__Task__: Look through the listing for the word "Receive". Copy each line that has it.
# start of Recorded information
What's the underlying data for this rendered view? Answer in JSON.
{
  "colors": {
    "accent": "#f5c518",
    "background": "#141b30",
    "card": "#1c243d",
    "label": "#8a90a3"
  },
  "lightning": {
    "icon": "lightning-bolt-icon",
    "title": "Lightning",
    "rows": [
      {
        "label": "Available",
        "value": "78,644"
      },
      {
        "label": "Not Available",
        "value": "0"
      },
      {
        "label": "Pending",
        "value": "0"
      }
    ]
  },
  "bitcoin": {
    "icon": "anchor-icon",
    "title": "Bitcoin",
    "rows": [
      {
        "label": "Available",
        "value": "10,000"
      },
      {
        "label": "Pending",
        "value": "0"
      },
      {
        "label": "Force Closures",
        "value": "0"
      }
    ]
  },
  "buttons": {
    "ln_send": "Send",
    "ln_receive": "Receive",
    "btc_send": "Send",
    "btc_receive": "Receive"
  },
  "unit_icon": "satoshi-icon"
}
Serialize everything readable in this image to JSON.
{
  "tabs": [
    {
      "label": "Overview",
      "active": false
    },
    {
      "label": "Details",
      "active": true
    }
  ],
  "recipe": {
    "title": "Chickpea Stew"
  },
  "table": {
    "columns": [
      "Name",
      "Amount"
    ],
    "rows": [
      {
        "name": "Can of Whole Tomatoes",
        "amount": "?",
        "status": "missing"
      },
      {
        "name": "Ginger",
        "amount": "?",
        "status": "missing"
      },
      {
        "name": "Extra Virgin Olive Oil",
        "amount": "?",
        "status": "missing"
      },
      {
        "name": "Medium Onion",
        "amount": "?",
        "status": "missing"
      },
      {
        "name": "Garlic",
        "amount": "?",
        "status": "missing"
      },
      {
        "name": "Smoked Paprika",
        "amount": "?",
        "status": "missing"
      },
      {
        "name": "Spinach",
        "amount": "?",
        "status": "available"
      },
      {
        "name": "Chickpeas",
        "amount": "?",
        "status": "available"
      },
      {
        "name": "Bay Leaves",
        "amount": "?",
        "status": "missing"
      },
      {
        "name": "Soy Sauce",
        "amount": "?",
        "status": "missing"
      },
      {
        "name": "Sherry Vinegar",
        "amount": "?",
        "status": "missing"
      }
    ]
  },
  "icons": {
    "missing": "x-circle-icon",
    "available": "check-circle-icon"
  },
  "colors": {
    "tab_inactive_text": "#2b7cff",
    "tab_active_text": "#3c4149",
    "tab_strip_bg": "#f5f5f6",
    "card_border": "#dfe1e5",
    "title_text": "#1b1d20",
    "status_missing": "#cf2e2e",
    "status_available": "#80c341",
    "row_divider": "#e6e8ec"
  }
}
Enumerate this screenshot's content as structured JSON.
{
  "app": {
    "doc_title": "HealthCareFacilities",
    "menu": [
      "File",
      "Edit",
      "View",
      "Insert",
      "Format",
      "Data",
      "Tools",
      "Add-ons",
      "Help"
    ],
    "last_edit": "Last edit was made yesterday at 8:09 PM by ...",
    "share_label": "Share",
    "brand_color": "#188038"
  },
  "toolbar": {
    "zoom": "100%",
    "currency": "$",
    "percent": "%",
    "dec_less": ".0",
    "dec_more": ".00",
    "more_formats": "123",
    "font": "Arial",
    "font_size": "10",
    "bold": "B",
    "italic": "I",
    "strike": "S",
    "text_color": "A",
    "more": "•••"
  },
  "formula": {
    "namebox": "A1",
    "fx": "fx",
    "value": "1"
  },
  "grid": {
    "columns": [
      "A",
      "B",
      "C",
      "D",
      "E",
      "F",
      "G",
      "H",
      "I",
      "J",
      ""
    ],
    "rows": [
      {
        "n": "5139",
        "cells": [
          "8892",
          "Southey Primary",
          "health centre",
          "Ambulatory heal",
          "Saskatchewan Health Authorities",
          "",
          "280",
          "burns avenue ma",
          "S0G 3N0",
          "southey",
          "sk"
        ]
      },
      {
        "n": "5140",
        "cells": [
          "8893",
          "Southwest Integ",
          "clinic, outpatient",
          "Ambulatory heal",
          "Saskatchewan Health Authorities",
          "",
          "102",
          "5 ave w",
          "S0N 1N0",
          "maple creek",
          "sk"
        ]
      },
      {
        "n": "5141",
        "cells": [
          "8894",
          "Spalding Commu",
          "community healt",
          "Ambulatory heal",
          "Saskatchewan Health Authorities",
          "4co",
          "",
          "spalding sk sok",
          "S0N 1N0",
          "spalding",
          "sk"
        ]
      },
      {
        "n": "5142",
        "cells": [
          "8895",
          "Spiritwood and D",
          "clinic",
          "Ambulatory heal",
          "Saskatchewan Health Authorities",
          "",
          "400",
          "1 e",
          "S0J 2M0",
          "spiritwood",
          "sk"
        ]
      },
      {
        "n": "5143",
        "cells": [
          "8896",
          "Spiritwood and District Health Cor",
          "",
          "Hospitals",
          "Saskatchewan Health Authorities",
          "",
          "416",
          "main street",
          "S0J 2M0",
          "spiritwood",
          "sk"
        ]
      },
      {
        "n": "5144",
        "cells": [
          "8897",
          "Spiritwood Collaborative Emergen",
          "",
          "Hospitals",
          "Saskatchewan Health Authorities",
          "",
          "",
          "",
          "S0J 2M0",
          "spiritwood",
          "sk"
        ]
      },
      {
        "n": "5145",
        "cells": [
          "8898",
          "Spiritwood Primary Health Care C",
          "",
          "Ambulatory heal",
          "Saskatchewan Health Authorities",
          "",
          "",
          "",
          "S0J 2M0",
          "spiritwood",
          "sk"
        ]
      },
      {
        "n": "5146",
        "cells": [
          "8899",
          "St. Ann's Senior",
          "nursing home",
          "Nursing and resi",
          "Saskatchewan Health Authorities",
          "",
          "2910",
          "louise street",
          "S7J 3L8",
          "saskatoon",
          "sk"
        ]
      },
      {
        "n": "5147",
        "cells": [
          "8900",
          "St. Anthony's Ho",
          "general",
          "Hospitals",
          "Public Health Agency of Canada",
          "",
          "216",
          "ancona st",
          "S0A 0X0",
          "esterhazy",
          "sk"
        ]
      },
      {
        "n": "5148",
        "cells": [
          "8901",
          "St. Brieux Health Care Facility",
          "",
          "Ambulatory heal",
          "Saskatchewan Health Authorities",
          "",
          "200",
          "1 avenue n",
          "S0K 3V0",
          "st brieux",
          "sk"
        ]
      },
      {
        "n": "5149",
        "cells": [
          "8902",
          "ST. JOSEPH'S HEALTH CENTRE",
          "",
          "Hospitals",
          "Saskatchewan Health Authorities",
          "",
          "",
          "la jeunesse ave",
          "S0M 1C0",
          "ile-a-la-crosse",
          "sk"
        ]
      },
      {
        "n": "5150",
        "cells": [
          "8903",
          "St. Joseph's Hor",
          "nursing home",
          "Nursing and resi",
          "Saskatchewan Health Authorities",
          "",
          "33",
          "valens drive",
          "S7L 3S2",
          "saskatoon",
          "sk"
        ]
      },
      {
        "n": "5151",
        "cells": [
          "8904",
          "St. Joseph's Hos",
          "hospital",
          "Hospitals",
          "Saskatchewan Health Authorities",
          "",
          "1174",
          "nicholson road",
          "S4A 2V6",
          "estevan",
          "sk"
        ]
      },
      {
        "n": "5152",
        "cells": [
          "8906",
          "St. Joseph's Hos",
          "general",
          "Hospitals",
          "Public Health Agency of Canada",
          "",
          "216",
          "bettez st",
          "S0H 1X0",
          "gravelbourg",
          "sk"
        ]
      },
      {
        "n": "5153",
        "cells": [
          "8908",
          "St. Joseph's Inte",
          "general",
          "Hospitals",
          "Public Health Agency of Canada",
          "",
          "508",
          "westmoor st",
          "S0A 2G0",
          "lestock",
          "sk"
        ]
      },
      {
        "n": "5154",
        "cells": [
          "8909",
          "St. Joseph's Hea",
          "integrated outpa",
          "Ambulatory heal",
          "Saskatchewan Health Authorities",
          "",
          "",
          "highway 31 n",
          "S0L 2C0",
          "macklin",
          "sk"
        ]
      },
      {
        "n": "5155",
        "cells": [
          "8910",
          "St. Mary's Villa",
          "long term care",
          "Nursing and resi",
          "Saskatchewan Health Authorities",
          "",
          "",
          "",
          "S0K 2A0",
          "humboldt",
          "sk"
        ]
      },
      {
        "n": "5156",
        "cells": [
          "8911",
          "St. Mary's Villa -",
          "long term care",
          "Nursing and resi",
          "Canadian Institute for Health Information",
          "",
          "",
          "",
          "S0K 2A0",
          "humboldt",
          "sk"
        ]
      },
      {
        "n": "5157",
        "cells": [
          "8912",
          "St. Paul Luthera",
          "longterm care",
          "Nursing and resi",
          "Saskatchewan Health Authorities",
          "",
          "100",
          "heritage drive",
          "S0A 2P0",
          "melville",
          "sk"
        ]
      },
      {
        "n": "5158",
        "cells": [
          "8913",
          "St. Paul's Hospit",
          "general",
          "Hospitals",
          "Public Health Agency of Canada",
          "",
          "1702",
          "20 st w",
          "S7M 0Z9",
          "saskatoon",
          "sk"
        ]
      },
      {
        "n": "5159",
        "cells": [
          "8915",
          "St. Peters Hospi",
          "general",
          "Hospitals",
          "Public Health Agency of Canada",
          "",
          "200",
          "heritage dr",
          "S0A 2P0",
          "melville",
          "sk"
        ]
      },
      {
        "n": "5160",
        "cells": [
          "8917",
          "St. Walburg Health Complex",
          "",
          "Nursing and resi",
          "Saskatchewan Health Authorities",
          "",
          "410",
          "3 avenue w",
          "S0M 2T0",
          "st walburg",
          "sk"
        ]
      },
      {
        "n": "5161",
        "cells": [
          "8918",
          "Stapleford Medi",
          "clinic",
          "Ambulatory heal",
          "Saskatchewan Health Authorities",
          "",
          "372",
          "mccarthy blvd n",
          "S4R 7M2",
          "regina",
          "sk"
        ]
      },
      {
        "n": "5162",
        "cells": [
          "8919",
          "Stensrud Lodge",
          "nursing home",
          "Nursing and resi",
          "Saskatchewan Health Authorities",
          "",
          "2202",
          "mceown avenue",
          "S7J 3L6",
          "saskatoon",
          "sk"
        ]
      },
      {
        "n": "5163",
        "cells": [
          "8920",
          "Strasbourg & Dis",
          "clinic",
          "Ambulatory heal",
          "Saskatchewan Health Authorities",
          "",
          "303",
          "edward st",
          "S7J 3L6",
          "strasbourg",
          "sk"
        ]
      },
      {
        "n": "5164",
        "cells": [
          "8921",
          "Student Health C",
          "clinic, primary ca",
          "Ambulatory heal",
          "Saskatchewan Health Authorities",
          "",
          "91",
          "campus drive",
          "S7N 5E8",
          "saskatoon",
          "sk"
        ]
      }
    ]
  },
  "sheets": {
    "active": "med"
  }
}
# end of Recorded information
__Answer below__:
    "ln_receive": "Receive",
    "btc_receive": "Receive"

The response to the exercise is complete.